[Work to complete] Pull out every line below that contains the word "Rubber".

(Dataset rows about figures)
+ + +
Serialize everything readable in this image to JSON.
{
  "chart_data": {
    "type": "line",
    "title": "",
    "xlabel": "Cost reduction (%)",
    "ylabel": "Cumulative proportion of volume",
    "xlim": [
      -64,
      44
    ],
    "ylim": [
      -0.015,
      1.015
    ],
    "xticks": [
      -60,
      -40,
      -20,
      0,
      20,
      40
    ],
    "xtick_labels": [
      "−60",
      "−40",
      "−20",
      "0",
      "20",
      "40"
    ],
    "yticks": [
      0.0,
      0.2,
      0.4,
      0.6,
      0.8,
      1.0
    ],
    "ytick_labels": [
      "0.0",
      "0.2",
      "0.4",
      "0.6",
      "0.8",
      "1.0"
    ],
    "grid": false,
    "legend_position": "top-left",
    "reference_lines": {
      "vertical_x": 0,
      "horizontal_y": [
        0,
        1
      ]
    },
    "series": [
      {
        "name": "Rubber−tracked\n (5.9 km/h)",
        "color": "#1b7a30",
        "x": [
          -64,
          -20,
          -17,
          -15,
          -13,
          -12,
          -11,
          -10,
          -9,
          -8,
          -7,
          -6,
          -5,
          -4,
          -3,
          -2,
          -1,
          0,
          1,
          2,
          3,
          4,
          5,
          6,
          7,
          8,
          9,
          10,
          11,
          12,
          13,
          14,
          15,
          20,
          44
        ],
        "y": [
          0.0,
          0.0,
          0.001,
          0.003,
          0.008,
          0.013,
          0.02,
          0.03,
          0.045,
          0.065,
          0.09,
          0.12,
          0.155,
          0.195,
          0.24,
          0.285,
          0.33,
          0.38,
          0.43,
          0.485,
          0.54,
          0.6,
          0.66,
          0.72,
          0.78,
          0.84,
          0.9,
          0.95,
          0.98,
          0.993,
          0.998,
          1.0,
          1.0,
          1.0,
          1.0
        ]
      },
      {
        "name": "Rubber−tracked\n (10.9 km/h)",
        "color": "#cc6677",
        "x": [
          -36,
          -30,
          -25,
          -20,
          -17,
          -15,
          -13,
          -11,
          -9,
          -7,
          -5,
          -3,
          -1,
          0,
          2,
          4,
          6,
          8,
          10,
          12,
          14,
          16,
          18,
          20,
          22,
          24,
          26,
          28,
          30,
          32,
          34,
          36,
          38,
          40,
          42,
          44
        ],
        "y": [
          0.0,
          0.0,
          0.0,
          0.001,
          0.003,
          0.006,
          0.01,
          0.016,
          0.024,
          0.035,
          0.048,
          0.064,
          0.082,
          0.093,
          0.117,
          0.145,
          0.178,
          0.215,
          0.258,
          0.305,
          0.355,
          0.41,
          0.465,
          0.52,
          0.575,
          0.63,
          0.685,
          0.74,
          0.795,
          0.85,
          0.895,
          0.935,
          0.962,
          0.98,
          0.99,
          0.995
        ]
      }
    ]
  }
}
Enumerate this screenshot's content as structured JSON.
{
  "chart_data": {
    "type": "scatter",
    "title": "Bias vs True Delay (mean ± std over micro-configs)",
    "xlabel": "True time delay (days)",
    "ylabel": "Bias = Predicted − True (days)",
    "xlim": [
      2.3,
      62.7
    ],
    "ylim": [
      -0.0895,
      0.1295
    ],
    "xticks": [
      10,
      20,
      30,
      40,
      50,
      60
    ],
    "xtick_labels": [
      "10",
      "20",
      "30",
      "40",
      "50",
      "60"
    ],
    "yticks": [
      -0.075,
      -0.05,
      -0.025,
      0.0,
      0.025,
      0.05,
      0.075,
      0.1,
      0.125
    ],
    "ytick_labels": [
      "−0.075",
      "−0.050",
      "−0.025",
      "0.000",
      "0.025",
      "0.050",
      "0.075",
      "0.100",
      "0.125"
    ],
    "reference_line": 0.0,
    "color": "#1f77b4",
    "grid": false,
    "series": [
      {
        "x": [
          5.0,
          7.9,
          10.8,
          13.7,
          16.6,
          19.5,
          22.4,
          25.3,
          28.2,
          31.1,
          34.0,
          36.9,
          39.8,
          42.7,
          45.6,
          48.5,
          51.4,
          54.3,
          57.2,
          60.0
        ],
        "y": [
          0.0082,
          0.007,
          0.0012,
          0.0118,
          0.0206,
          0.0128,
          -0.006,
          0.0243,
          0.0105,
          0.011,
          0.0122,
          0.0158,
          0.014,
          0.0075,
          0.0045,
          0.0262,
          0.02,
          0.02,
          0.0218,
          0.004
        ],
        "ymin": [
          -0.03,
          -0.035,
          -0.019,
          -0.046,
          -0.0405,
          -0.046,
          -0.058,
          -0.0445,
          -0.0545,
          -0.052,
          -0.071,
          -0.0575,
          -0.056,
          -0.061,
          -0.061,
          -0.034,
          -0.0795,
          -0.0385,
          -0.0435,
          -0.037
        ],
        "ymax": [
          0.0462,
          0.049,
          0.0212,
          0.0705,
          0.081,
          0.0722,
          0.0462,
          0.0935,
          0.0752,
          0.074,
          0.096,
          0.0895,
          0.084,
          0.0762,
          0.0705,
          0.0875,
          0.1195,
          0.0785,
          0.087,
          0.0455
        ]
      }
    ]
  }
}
+ + +
[Answer to this problem]
        "name": "Rubber−tracked\n (5.9 km/h)",
        "name": "Rubber−tracked\n (10.9 km/h)",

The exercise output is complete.